Stated exercise ▸ All of the lines below are to be printed again exactly; images are excluded from the output.

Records
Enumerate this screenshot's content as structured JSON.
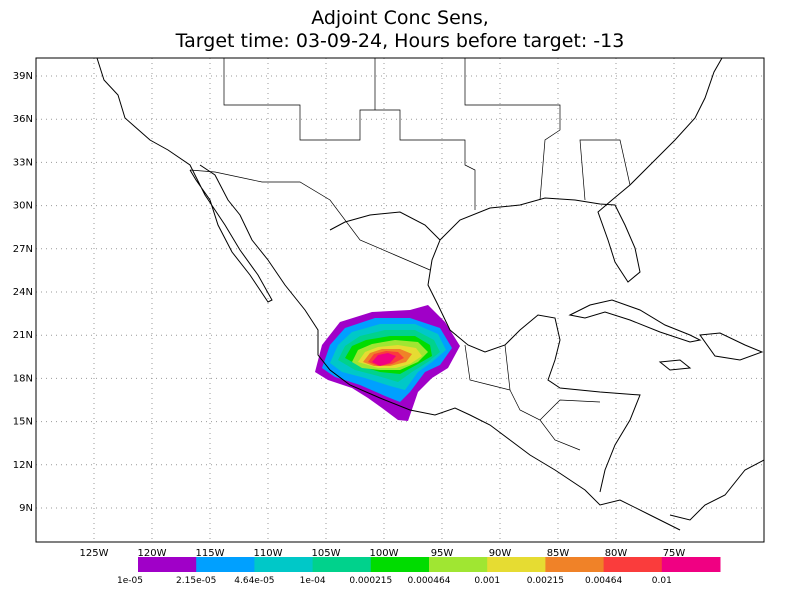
{
  "title": [
    "Adjoint Conc Sens,",
    "Target time: 03-09-24, Hours before target: -13"
  ],
  "lat_labels": [
    "39N",
    "36N",
    "33N",
    "30N",
    "27N",
    "24N",
    "21N",
    "18N",
    "15N",
    "12N",
    "9N"
  ],
  "lon_labels": [
    "125W",
    "120W",
    "115W",
    "110W",
    "105W",
    "100W",
    "95W",
    "90W",
    "85W",
    "80W",
    "75W"
  ],
  "colorbar": {
    "colors": [
      "#a000c8",
      "#00a0ff",
      "#00c8c8",
      "#00d28c",
      "#00dc00",
      "#a0e632",
      "#e6dc32",
      "#f08228",
      "#fa3c3c",
      "#f00082"
    ],
    "labels": [
      "1e-05",
      "2.15e-05",
      "4.64e-05",
      "1e-04",
      "0.000215",
      "0.000464",
      "0.001",
      "0.00215",
      "0.00464",
      "0.01"
    ]
  }
}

Response ▸
Enumerate this screenshot's content as structured JSON.
{
  "title": [
    "Adjoint Conc Sens,",
    "Target time: 03-09-24, Hours before target: -13"
  ],
  "lat_labels": [
    "39N",
    "36N",
    "33N",
    "30N",
    "27N",
    "24N",
    "21N",
    "18N",
    "15N",
    "12N",
    "9N"
  ],
  "lon_labels": [
    "125W",
    "120W",
    "115W",
    "110W",
    "105W",
    "100W",
    "95W",
    "90W",
    "85W",
    "80W",
    "75W"
  ],
  "colorbar": {
    "colors": [
      "#a000c8",
      "#00a0ff",
      "#00c8c8",
      "#00d28c",
      "#00dc00",
      "#a0e632",
      "#e6dc32",
      "#f08228",
      "#fa3c3c",
      "#f00082"
    ],
    "labels": [
      "1e-05",
      "2.15e-05",
      "4.64e-05",
      "1e-04",
      "0.000215",
      "0.000464",
      "0.001",
      "0.00215",
      "0.00464",
      "0.01"
    ]
  }
}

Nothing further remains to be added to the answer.